§ **Directions**
Using the material that follows, identify and copy each line with the string "来试人间第二泉".
..........
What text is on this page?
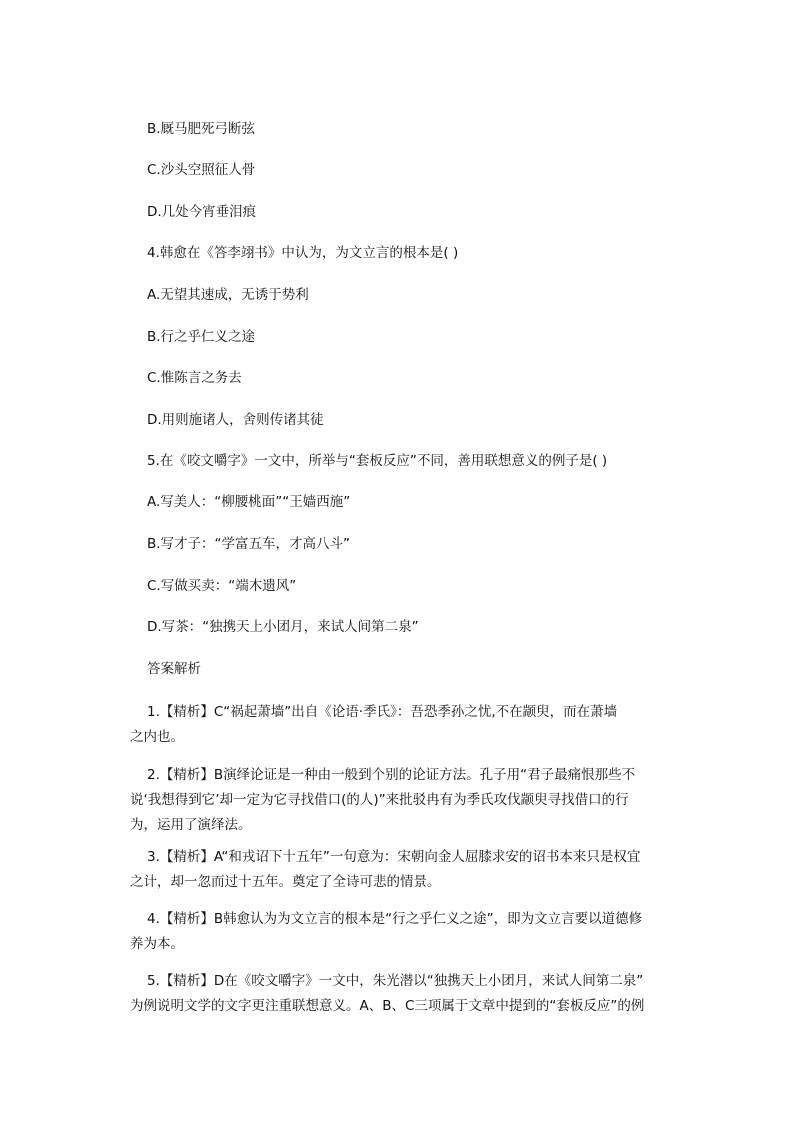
B.厩马肥死弓断弦
C.沙头空照征人骨
D.几处今宵垂泪痕
4.韩愈在《答李翊书》中认为，为文立言的根本是( )
A.无望其速成，无诱于势利
B.行之乎仁义之途
C.惟陈言之务去
D.用则施诸人，舍则传诸其徒
5.在《咬文嚼字》一文中，所举与“套板反应”不同，善用联想意义的例子是( )
A.写美人：“柳腰桃面”“王嫱西施”
B.写才子：“学富五车，才高八斗”
C.写做买卖：“端木遗风”
D.写茶：“独携天上小团月，来试人间第二泉”
答案解析
1.【精析】C“祸起萧墙”出自《论语·季氏》：吾恐季孙之忧,不在颛臾，而在萧墙
之内也。
2.【精析】B演绎论证是一种由一般到个别的论证方法。孔子用“君子最痛恨那些不
说‘我想得到它’却一定为它寻找借口(的人)”来批驳冉有为季氏攻伐颛臾寻找借口的行
为，运用了演绎法。
3.【精析】A“和戎诏下十五年”一句意为：宋朝向金人屈膝求安的诏书本来只是权宜
之计，却一忽而过十五年。奠定了全诗可悲的情景。
4.【精析】B韩愈认为为文立言的根本是“行之乎仁义之途”，即为文立言要以道德修
养为本。
5.【精析】D在《咬文嚼字》一文中，朱光潜以“独携天上小团月，来试人间第二泉”
为例说明文学的文字更注重联想意义。A、B、C三项属于文章中提到的“套板反应”的例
..........
§ **Response**
D.写茶：“独携天上小团月，来试人间第二泉”
5.【精析】D在《咬文嚼字》一文中，朱光潜以“独携天上小团月，来试人间第二泉”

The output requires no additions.